What the task requires:
Please pull out every line that includes the string "Selection".

Items:

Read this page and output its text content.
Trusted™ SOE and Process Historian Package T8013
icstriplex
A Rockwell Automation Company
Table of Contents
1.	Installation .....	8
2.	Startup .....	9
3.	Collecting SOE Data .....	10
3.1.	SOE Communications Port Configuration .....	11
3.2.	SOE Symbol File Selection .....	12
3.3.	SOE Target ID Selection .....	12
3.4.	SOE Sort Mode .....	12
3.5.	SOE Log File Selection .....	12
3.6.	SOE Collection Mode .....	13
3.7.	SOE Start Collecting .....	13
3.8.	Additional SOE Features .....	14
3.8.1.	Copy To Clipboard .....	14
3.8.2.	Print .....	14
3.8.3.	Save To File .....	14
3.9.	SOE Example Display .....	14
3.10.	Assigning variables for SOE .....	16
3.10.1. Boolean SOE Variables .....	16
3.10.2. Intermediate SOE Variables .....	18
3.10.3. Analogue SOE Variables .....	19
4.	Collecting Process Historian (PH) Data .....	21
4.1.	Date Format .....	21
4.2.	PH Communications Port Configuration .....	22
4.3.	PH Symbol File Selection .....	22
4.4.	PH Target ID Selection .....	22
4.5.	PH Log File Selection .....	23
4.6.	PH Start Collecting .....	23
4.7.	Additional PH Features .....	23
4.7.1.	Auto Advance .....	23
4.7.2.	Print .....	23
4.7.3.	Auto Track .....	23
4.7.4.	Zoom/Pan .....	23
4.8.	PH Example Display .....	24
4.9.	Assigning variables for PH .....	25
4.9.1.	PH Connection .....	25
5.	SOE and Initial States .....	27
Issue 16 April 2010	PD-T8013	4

Complete output:
3.2.	SOE Symbol File Selection .....	12
3.3.	SOE Target ID Selection .....	12
3.5.	SOE Log File Selection .....	12
4.3.	PH Symbol File Selection .....	22
4.4.	PH Target ID Selection .....	22
4.5.	PH Log File Selection .....	23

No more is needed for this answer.